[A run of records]
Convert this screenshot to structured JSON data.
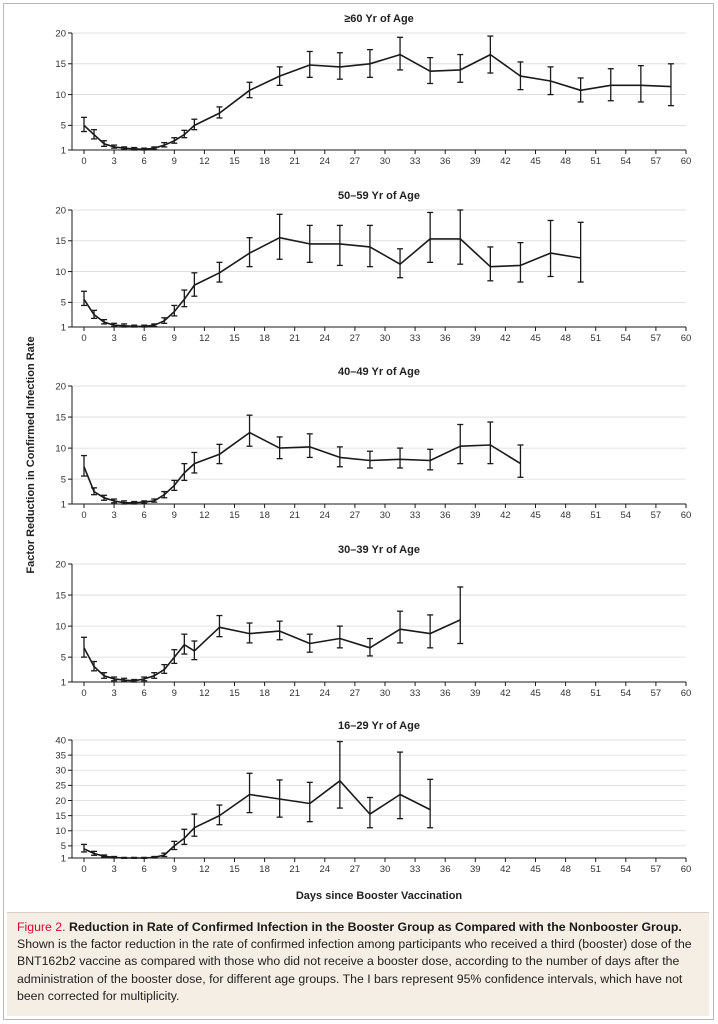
{
  "figure": {
    "y_axis_label": "Factor Reduction in Confirmed Infection Rate",
    "x_axis_label": "Days since Booster Vaccination",
    "x_ticks": [
      "0",
      "3",
      "6",
      "9",
      "12",
      "15",
      "18",
      "21",
      "24",
      "27",
      "30",
      "33",
      "36",
      "39",
      "42",
      "45",
      "48",
      "51",
      "54",
      "57",
      "60"
    ]
  },
  "caption": {
    "label": "Figure 2.",
    "heading": "Reduction in Rate of Confirmed Infection in the Booster Group as Compared with the Nonbooster Group.",
    "body": "Shown is the factor reduction in the rate of confirmed infection among participants who received a third (booster) dose of the BNT162b2 vaccine as compared with those who did not receive a booster dose, according to the number of days after the administration of the booster dose, for different age groups. The I bars represent 95% confidence intervals, which have not been corrected for multiplicity."
  },
  "colors": {
    "line": "#1a1a1a",
    "grid": "#d9d9d9",
    "caption_bg": "#f4eee4",
    "caption_label": "#c8102e"
  },
  "chart_data": [
    {
      "type": "line",
      "title": "≥60 Yr of Age",
      "xlim": [
        0,
        60
      ],
      "ylim": [
        1,
        20
      ],
      "y_ticks": [
        1,
        5,
        10,
        15,
        20
      ],
      "series": [
        {
          "x": [
            0,
            1,
            2,
            3,
            4,
            5,
            6,
            7,
            8,
            9,
            10,
            11,
            13.5,
            16.5,
            19.5,
            22.5,
            25.5,
            28.5,
            31.5,
            34.5,
            37.5,
            40.5,
            43.5,
            46.5,
            49.5,
            52.5,
            55.5,
            58.5
          ],
          "y": [
            5,
            3.5,
            2,
            1.5,
            1.3,
            1.2,
            1.1,
            1.3,
            1.8,
            2.5,
            3.5,
            5,
            7,
            10.7,
            13,
            14.8,
            14.5,
            15,
            16.5,
            13.8,
            14,
            16.5,
            13,
            12.2,
            10.7,
            11.5,
            11.5,
            11.3
          ],
          "lower": [
            4,
            2.8,
            1.6,
            1.3,
            1.1,
            1.0,
            1.0,
            1.1,
            1.5,
            2.1,
            3.0,
            4.3,
            6.2,
            9.5,
            11.5,
            12.8,
            12.5,
            12.8,
            14,
            11.8,
            12,
            13.5,
            10.8,
            10,
            8.8,
            9,
            8.8,
            8.2
          ],
          "upper": [
            6.3,
            4.3,
            2.5,
            1.8,
            1.5,
            1.4,
            1.3,
            1.5,
            2.2,
            3.0,
            4.2,
            6,
            8,
            12,
            14.5,
            17,
            16.8,
            17.3,
            19.3,
            16,
            16.5,
            19.5,
            15.3,
            14.5,
            12.7,
            14.2,
            14.7,
            15
          ]
        }
      ]
    },
    {
      "type": "line",
      "title": "50–59 Yr of Age",
      "xlim": [
        0,
        60
      ],
      "ylim": [
        1,
        20
      ],
      "y_ticks": [
        1,
        5,
        10,
        15,
        20
      ],
      "series": [
        {
          "x": [
            0,
            1,
            2,
            3,
            4,
            5,
            6,
            7,
            8,
            9,
            10,
            11,
            13.5,
            16.5,
            19.5,
            22.5,
            25.5,
            28.5,
            31.5,
            34.5,
            37.5,
            40.5,
            43.5,
            46.5,
            49.5
          ],
          "y": [
            5.5,
            3,
            1.8,
            1.3,
            1.2,
            1.1,
            1.1,
            1.3,
            2,
            3.5,
            5.5,
            7.8,
            9.8,
            13,
            15.5,
            14.5,
            14.5,
            14,
            11.2,
            15.3,
            15.3,
            10.8,
            11,
            13,
            12.2
          ],
          "lower": [
            4.5,
            2.4,
            1.5,
            1.1,
            1.0,
            1.0,
            1.0,
            1.1,
            1.6,
            2.8,
            4.3,
            6,
            8.3,
            10.8,
            12,
            11.5,
            11,
            10.8,
            9,
            11.5,
            11.2,
            8.5,
            8.3,
            9.2,
            8.3
          ],
          "upper": [
            6.8,
            3.7,
            2.2,
            1.6,
            1.5,
            1.3,
            1.3,
            1.5,
            2.5,
            4.5,
            7,
            9.8,
            11.5,
            15.5,
            19.3,
            17.5,
            17.5,
            17.5,
            13.7,
            19.6,
            20,
            14,
            14.7,
            18.3,
            18
          ]
        }
      ]
    },
    {
      "type": "line",
      "title": "40–49 Yr of Age",
      "xlim": [
        0,
        60
      ],
      "ylim": [
        1,
        20
      ],
      "y_ticks": [
        1,
        5,
        10,
        15,
        20
      ],
      "series": [
        {
          "x": [
            0,
            1,
            2,
            3,
            4,
            5,
            6,
            7,
            8,
            9,
            10,
            11,
            13.5,
            16.5,
            19.5,
            22.5,
            25.5,
            28.5,
            31.5,
            34.5,
            37.5,
            40.5,
            43.5
          ],
          "y": [
            7,
            3,
            2,
            1.5,
            1.2,
            1.2,
            1.3,
            1.5,
            2.5,
            4,
            6,
            7.5,
            9,
            12.5,
            10,
            10.2,
            8.5,
            8,
            8.2,
            8,
            10.3,
            10.5,
            7.5
          ],
          "lower": [
            5.5,
            2.5,
            1.6,
            1.2,
            1.0,
            1.0,
            1.1,
            1.3,
            2.0,
            3.2,
            4.8,
            6,
            7.5,
            10.3,
            8.3,
            8.5,
            7,
            6.8,
            6.8,
            6.5,
            7.5,
            7.5,
            5.3
          ],
          "upper": [
            8.8,
            3.6,
            2.4,
            1.8,
            1.5,
            1.4,
            1.5,
            1.8,
            3.0,
            4.8,
            7.5,
            9.3,
            10.6,
            15.3,
            11.8,
            12.3,
            10.2,
            9.5,
            10,
            9.8,
            13.8,
            14.2,
            10.5
          ]
        }
      ]
    },
    {
      "type": "line",
      "title": "30–39 Yr of Age",
      "xlim": [
        0,
        60
      ],
      "ylim": [
        1,
        20
      ],
      "y_ticks": [
        1,
        5,
        10,
        15,
        20
      ],
      "series": [
        {
          "x": [
            0,
            1,
            2,
            3,
            4,
            5,
            6,
            7,
            8,
            9,
            10,
            11,
            13.5,
            16.5,
            19.5,
            22.5,
            25.5,
            28.5,
            31.5,
            34.5,
            37.5
          ],
          "y": [
            6.5,
            3.5,
            2,
            1.5,
            1.3,
            1.2,
            1.5,
            2,
            3,
            5,
            7,
            6,
            9.8,
            8.8,
            9.2,
            7.2,
            8,
            6.5,
            9.5,
            8.8,
            11
          ],
          "lower": [
            5,
            2.8,
            1.6,
            1.2,
            1.1,
            1.0,
            1.2,
            1.6,
            2.4,
            4,
            5.5,
            4.6,
            8.3,
            7.3,
            7.8,
            5.8,
            6.5,
            5.2,
            7.3,
            6.5,
            7.2
          ],
          "upper": [
            8.2,
            4.3,
            2.5,
            1.8,
            1.6,
            1.4,
            1.8,
            2.5,
            3.8,
            6.2,
            8.7,
            7.6,
            11.7,
            10.5,
            10.8,
            8.7,
            10,
            8,
            12.4,
            11.8,
            16.3
          ]
        }
      ]
    },
    {
      "type": "line",
      "title": "16–29 Yr of Age",
      "xlim": [
        0,
        60
      ],
      "ylim": [
        1,
        40
      ],
      "y_ticks": [
        1,
        5,
        10,
        15,
        20,
        25,
        30,
        35,
        40
      ],
      "series": [
        {
          "x": [
            0,
            1,
            2,
            3,
            4,
            5,
            6,
            7,
            8,
            9,
            10,
            11,
            13.5,
            16.5,
            19.5,
            22.5,
            25.5,
            28.5,
            31.5,
            34.5
          ],
          "y": [
            4,
            2.5,
            1.6,
            1.2,
            1.0,
            1.0,
            1.0,
            1.2,
            2,
            5,
            7.5,
            11,
            15,
            22,
            20.5,
            19,
            26.5,
            15.5,
            22,
            17
          ],
          "lower": [
            3,
            1.9,
            1.3,
            1.0,
            0.9,
            0.9,
            0.9,
            1.0,
            1.5,
            3.8,
            5.5,
            8.2,
            12,
            16,
            14.5,
            13,
            17.5,
            11,
            14,
            11
          ],
          "upper": [
            5.5,
            3.2,
            2.0,
            1.5,
            1.2,
            1.2,
            1.2,
            1.5,
            2.6,
            6.5,
            10.5,
            15.5,
            18.5,
            29,
            26.8,
            26,
            39.5,
            21,
            36,
            27
          ]
        }
      ]
    }
  ]
}
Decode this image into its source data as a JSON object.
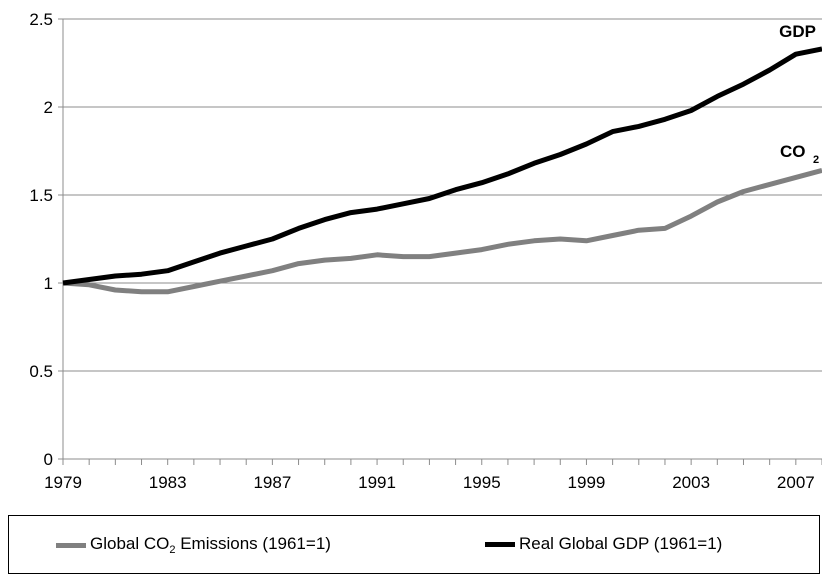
{
  "chart_data": {
    "type": "line",
    "x": [
      1979,
      1980,
      1981,
      1982,
      1983,
      1984,
      1985,
      1986,
      1987,
      1988,
      1989,
      1990,
      1991,
      1992,
      1993,
      1994,
      1995,
      1996,
      1997,
      1998,
      1999,
      2000,
      2001,
      2002,
      2003,
      2004,
      2005,
      2006,
      2007,
      2008
    ],
    "xticks": [
      1979,
      1983,
      1987,
      1991,
      1995,
      1999,
      2003,
      2007
    ],
    "xlim": [
      1979,
      2008
    ],
    "yticks": [
      "0",
      "0.5",
      "1",
      "1.5",
      "2",
      "2.5"
    ],
    "ylim": [
      0,
      2.5
    ],
    "grid": true,
    "legend_position": "bottom",
    "series": [
      {
        "key": "co2",
        "name": "Global CO",
        "name_sub": "2",
        "name_rest": " Emissions (1961=1)",
        "label": "CO",
        "label_sub": "2",
        "color": "#808080",
        "values": [
          1.0,
          0.99,
          0.96,
          0.95,
          0.95,
          0.98,
          1.01,
          1.04,
          1.07,
          1.11,
          1.13,
          1.14,
          1.16,
          1.15,
          1.15,
          1.17,
          1.19,
          1.22,
          1.24,
          1.25,
          1.24,
          1.27,
          1.3,
          1.31,
          1.38,
          1.46,
          1.52,
          1.56,
          1.6,
          1.64
        ]
      },
      {
        "key": "gdp",
        "name": "Real Global GDP (1961=1)",
        "label": "GDP",
        "color": "#000000",
        "values": [
          1.0,
          1.02,
          1.04,
          1.05,
          1.07,
          1.12,
          1.17,
          1.21,
          1.25,
          1.31,
          1.36,
          1.4,
          1.42,
          1.45,
          1.48,
          1.53,
          1.57,
          1.62,
          1.68,
          1.73,
          1.79,
          1.86,
          1.89,
          1.93,
          1.98,
          2.06,
          2.13,
          2.21,
          2.3,
          2.33
        ]
      }
    ]
  }
}
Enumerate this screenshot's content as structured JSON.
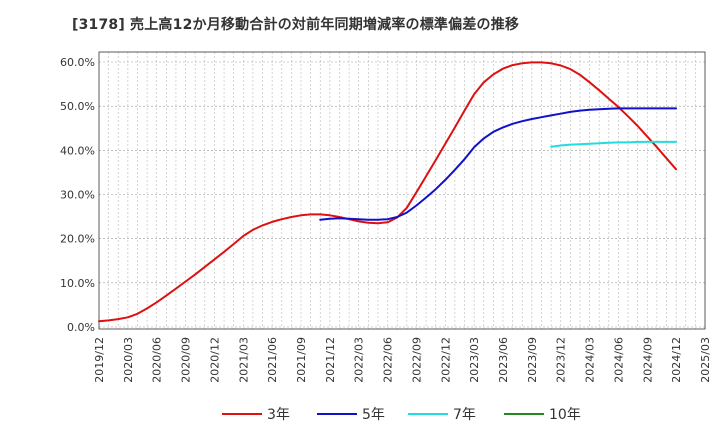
{
  "chart_data": {
    "type": "line",
    "title": "[3178]  売上高12か月移動合計の対前年同期増減率の標準偏差の推移",
    "xlabel": "",
    "ylabel": "",
    "ylim": [
      0,
      0.6
    ],
    "y_ticks": [
      0,
      0.1,
      0.2,
      0.3,
      0.4,
      0.5,
      0.6
    ],
    "y_tick_labels": [
      "0.0%",
      "10.0%",
      "20.0%",
      "30.0%",
      "40.0%",
      "50.0%",
      "60.0%"
    ],
    "x_tick_labels": [
      "2019/12",
      "2020/03",
      "2020/06",
      "2020/09",
      "2020/12",
      "2021/03",
      "2021/06",
      "2021/09",
      "2021/12",
      "2022/03",
      "2022/06",
      "2022/09",
      "2022/12",
      "2023/03",
      "2023/06",
      "2023/09",
      "2023/12",
      "2024/03",
      "2024/06",
      "2024/09",
      "2024/12",
      "2025/03"
    ],
    "grid": true,
    "legend_position": "bottom",
    "series": [
      {
        "name": "3年",
        "color": "#dd1111",
        "points": [
          [
            "2019/12",
            0.013
          ],
          [
            "2020/01",
            0.015
          ],
          [
            "2020/02",
            0.018
          ],
          [
            "2020/03",
            0.022
          ],
          [
            "2020/04",
            0.03
          ],
          [
            "2020/05",
            0.042
          ],
          [
            "2020/06",
            0.056
          ],
          [
            "2020/07",
            0.071
          ],
          [
            "2020/08",
            0.087
          ],
          [
            "2020/09",
            0.103
          ],
          [
            "2020/10",
            0.119
          ],
          [
            "2020/11",
            0.136
          ],
          [
            "2020/12",
            0.153
          ],
          [
            "2021/01",
            0.17
          ],
          [
            "2021/02",
            0.188
          ],
          [
            "2021/03",
            0.206
          ],
          [
            "2021/04",
            0.22
          ],
          [
            "2021/05",
            0.23
          ],
          [
            "2021/06",
            0.238
          ],
          [
            "2021/07",
            0.244
          ],
          [
            "2021/08",
            0.249
          ],
          [
            "2021/09",
            0.253
          ],
          [
            "2021/10",
            0.255
          ],
          [
            "2021/11",
            0.255
          ],
          [
            "2021/12",
            0.253
          ],
          [
            "2022/01",
            0.249
          ],
          [
            "2022/02",
            0.244
          ],
          [
            "2022/03",
            0.239
          ],
          [
            "2022/04",
            0.236
          ],
          [
            "2022/05",
            0.235
          ],
          [
            "2022/06",
            0.237
          ],
          [
            "2022/07",
            0.248
          ],
          [
            "2022/08",
            0.27
          ],
          [
            "2022/09",
            0.305
          ],
          [
            "2022/10",
            0.341
          ],
          [
            "2022/11",
            0.378
          ],
          [
            "2022/12",
            0.415
          ],
          [
            "2023/01",
            0.452
          ],
          [
            "2023/02",
            0.49
          ],
          [
            "2023/03",
            0.527
          ],
          [
            "2023/04",
            0.554
          ],
          [
            "2023/05",
            0.572
          ],
          [
            "2023/06",
            0.585
          ],
          [
            "2023/07",
            0.593
          ],
          [
            "2023/08",
            0.597
          ],
          [
            "2023/09",
            0.599
          ],
          [
            "2023/10",
            0.599
          ],
          [
            "2023/11",
            0.597
          ],
          [
            "2023/12",
            0.592
          ],
          [
            "2024/01",
            0.584
          ],
          [
            "2024/02",
            0.571
          ],
          [
            "2024/03",
            0.554
          ],
          [
            "2024/04",
            0.536
          ],
          [
            "2024/05",
            0.517
          ],
          [
            "2024/06",
            0.498
          ],
          [
            "2024/07",
            0.477
          ],
          [
            "2024/08",
            0.455
          ],
          [
            "2024/09",
            0.431
          ],
          [
            "2024/10",
            0.407
          ],
          [
            "2024/11",
            0.382
          ],
          [
            "2024/12",
            0.357
          ]
        ]
      },
      {
        "name": "5年",
        "color": "#1111cc",
        "points": [
          [
            "2021/11",
            0.243
          ],
          [
            "2021/12",
            0.245
          ],
          [
            "2022/01",
            0.246
          ],
          [
            "2022/02",
            0.245
          ],
          [
            "2022/03",
            0.244
          ],
          [
            "2022/04",
            0.243
          ],
          [
            "2022/05",
            0.243
          ],
          [
            "2022/06",
            0.244
          ],
          [
            "2022/07",
            0.249
          ],
          [
            "2022/08",
            0.259
          ],
          [
            "2022/09",
            0.275
          ],
          [
            "2022/10",
            0.293
          ],
          [
            "2022/11",
            0.312
          ],
          [
            "2022/12",
            0.333
          ],
          [
            "2023/01",
            0.356
          ],
          [
            "2023/02",
            0.38
          ],
          [
            "2023/03",
            0.407
          ],
          [
            "2023/04",
            0.427
          ],
          [
            "2023/05",
            0.442
          ],
          [
            "2023/06",
            0.452
          ],
          [
            "2023/07",
            0.46
          ],
          [
            "2023/08",
            0.466
          ],
          [
            "2023/09",
            0.471
          ],
          [
            "2023/10",
            0.475
          ],
          [
            "2023/11",
            0.479
          ],
          [
            "2023/12",
            0.483
          ],
          [
            "2024/01",
            0.487
          ],
          [
            "2024/02",
            0.49
          ],
          [
            "2024/03",
            0.492
          ],
          [
            "2024/04",
            0.493
          ],
          [
            "2024/05",
            0.494
          ],
          [
            "2024/06",
            0.495
          ],
          [
            "2024/07",
            0.495
          ],
          [
            "2024/08",
            0.495
          ],
          [
            "2024/09",
            0.495
          ],
          [
            "2024/10",
            0.495
          ],
          [
            "2024/11",
            0.495
          ],
          [
            "2024/12",
            0.495
          ]
        ]
      },
      {
        "name": "7年",
        "color": "#22dddd",
        "points": [
          [
            "2023/11",
            0.408
          ],
          [
            "2023/12",
            0.411
          ],
          [
            "2024/01",
            0.413
          ],
          [
            "2024/02",
            0.414
          ],
          [
            "2024/03",
            0.415
          ],
          [
            "2024/04",
            0.416
          ],
          [
            "2024/05",
            0.417
          ],
          [
            "2024/06",
            0.418
          ],
          [
            "2024/07",
            0.418
          ],
          [
            "2024/08",
            0.419
          ],
          [
            "2024/09",
            0.419
          ],
          [
            "2024/10",
            0.419
          ],
          [
            "2024/11",
            0.419
          ],
          [
            "2024/12",
            0.419
          ]
        ]
      },
      {
        "name": "10年",
        "color": "#228822",
        "points": []
      }
    ]
  }
}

**EXERCISE PROMPT:** Give the number of lines in the records that contain the string "with", and nothing besides.

**RESPONSE FOR THIS EXERCISE:** 2